EXERCISE BRIEF> Look through the data and write out every line with the word "Programs" in it.

Rows from a figure dataset:
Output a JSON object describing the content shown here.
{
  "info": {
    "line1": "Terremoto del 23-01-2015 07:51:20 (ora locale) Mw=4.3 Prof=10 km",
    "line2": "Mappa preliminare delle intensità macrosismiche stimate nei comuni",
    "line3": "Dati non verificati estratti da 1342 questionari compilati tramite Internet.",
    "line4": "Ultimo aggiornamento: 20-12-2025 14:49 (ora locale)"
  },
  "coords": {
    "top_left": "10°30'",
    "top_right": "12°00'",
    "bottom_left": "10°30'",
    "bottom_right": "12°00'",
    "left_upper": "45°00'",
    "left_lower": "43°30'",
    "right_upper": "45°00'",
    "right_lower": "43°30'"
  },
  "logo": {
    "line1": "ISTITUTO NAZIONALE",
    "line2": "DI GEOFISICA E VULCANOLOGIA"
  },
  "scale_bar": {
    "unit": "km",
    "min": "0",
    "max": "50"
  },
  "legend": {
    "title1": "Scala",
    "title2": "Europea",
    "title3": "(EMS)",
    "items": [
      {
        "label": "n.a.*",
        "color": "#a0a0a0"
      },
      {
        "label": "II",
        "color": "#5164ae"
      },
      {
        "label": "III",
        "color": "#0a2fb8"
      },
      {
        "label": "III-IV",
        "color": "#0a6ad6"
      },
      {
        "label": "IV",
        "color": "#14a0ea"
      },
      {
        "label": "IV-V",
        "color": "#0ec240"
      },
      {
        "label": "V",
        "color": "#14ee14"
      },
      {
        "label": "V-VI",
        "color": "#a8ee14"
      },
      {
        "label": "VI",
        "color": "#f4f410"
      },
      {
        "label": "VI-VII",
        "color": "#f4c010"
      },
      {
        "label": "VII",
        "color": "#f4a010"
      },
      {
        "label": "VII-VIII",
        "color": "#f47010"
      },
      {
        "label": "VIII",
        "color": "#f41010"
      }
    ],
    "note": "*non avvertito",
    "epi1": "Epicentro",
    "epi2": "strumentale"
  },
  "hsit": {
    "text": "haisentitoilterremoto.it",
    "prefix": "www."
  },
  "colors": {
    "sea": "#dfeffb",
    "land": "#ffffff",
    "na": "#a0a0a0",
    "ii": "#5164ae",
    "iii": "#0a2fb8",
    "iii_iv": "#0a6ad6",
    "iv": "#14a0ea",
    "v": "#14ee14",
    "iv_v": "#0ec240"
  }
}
* * *
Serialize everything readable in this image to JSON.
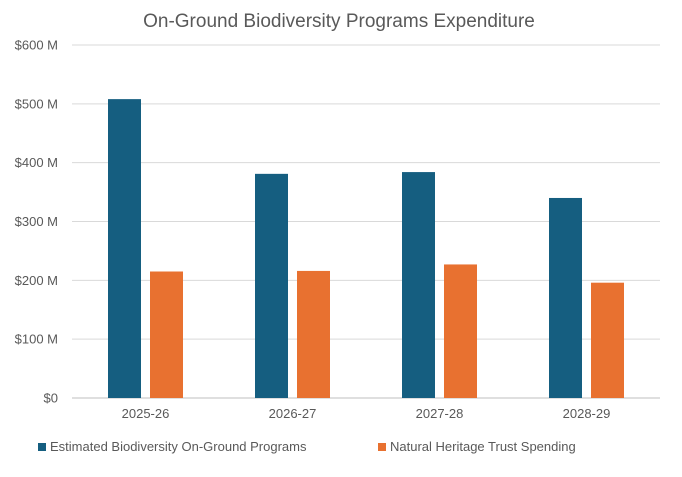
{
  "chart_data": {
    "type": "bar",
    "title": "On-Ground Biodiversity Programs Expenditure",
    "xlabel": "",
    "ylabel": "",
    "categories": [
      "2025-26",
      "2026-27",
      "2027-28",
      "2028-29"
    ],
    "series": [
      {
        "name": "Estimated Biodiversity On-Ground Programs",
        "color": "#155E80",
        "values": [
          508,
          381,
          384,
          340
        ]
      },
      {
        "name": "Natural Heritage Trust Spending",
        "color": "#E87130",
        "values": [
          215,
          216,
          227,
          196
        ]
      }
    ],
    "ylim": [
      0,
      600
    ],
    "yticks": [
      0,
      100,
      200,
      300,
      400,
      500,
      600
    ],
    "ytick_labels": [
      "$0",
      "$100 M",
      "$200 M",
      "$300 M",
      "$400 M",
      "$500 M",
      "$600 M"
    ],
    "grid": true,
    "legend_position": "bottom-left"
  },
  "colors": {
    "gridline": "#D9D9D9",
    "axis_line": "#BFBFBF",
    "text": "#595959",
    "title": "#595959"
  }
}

EXERCISE RESPONSE>
    "title": "On-Ground Biodiversity Programs Expenditure",
        "name": "Estimated Biodiversity On-Ground Programs",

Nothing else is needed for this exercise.